▶ TO BE DONE
Format the records from the line with "list-item-label: Being unwell, or" up to and including the line with "tagline-welsh: Tyfu gydag" as a numbered list, leaving out any blank lines.

--- Start INPUT ---

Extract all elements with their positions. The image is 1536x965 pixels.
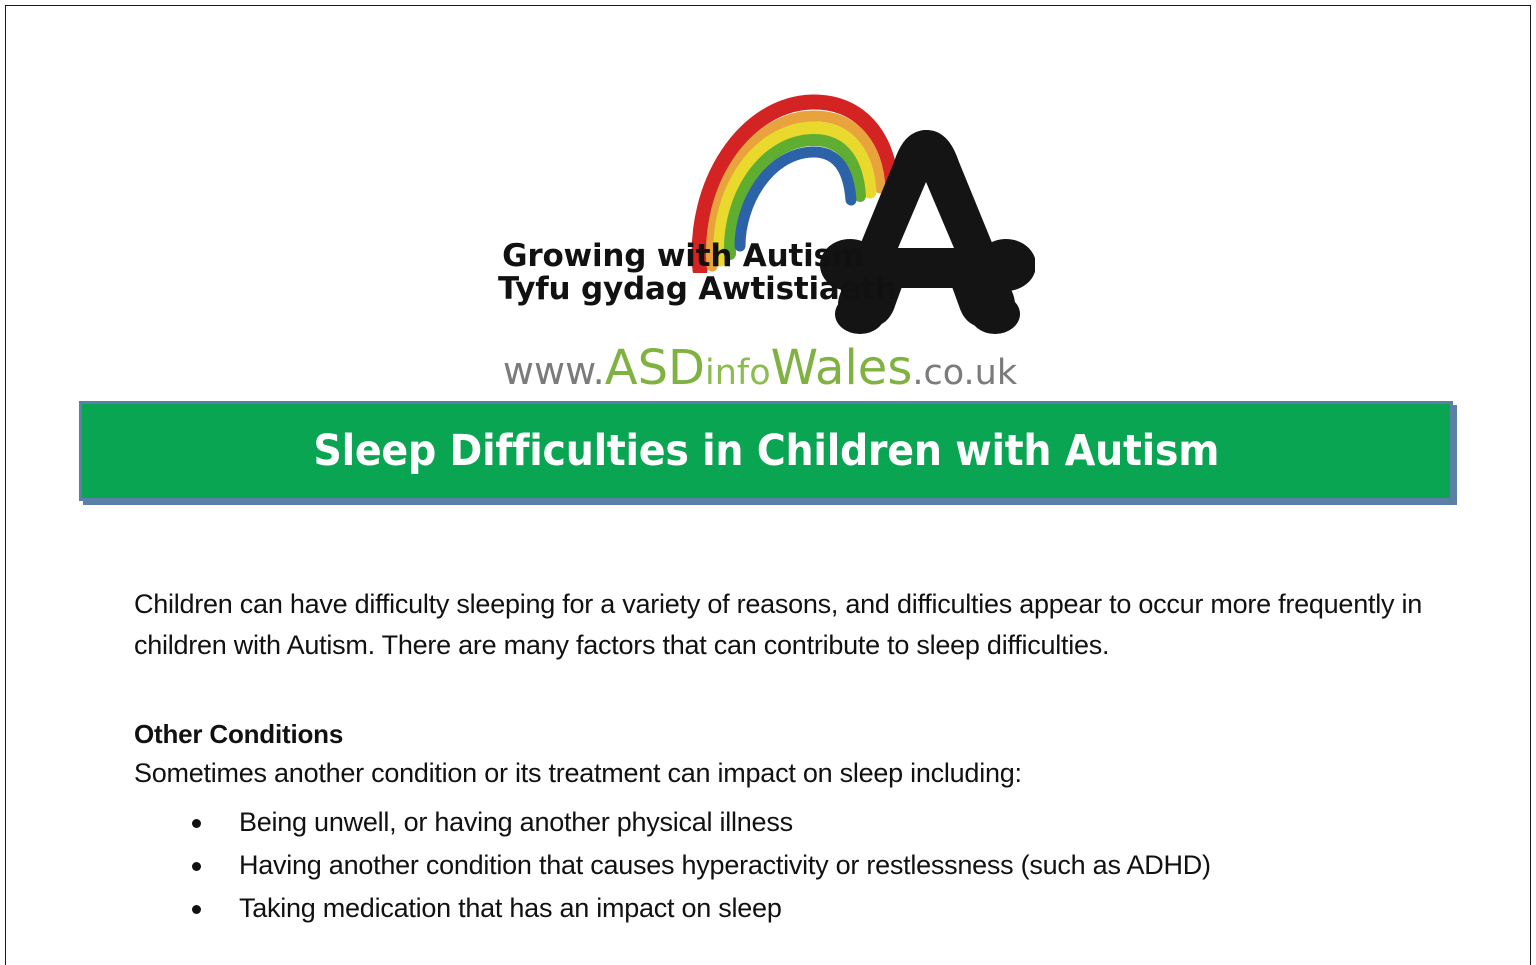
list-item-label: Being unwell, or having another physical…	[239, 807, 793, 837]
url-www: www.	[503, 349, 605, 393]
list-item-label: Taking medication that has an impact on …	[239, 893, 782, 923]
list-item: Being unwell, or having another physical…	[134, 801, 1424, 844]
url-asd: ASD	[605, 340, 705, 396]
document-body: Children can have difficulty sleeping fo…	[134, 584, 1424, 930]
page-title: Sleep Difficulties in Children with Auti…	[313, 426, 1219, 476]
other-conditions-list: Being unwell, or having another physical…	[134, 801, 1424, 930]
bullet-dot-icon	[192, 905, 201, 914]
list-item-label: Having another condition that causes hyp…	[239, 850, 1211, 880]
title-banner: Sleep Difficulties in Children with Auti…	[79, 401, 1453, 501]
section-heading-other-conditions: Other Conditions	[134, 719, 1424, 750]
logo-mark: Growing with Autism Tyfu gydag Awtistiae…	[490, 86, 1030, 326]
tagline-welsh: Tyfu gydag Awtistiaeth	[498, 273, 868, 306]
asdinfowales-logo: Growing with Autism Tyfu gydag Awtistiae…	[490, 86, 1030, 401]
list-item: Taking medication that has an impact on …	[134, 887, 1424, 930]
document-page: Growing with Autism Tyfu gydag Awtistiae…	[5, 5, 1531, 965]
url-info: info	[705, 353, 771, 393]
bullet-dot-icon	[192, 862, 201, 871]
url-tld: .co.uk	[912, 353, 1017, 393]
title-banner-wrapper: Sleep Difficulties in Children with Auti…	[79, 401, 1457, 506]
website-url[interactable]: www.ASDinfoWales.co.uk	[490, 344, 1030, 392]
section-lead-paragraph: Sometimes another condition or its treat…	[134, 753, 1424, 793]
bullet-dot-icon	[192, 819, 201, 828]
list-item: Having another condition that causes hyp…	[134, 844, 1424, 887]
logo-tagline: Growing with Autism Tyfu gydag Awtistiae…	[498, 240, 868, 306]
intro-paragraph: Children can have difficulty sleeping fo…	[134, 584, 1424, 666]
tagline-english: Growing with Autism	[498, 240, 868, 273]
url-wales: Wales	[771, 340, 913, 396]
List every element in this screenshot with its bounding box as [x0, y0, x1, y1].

--- End INPUT ---

▶ ANSWER TO THE EXERCISE
1. list-item-label: Being unwell, or having another physical…	[239, 807, 793, 837]
2. url-www: www.	[503, 349, 605, 393]
3. list-item-label: Taking medication that has an impact on …	[239, 893, 782, 923]
4. list-item: Being unwell, or having another physical…	[134, 801, 1424, 844]
5. url-asd: ASD	[605, 340, 705, 396]
6. document-body: Children can have difficulty sleeping fo…	[134, 584, 1424, 930]
7. page-title: Sleep Difficulties in Children with Auti…	[313, 426, 1219, 476]
8. other-conditions-list: Being unwell, or having another physical…	[134, 801, 1424, 930]
9. bullet-dot-icon	[192, 905, 201, 914]
10. list-item-label: Having another condition that causes hyp…	[239, 850, 1211, 880]
11. title-banner: Sleep Difficulties in Children with Auti…	[79, 401, 1453, 501]
12. section-heading-other-conditions: Other Conditions	[134, 719, 1424, 750]
13. logo-mark: Growing with Autism Tyfu gydag Awtistiae…	[490, 86, 1030, 326]
14. tagline-welsh: Tyfu gydag Awtistiaeth	[498, 273, 868, 306]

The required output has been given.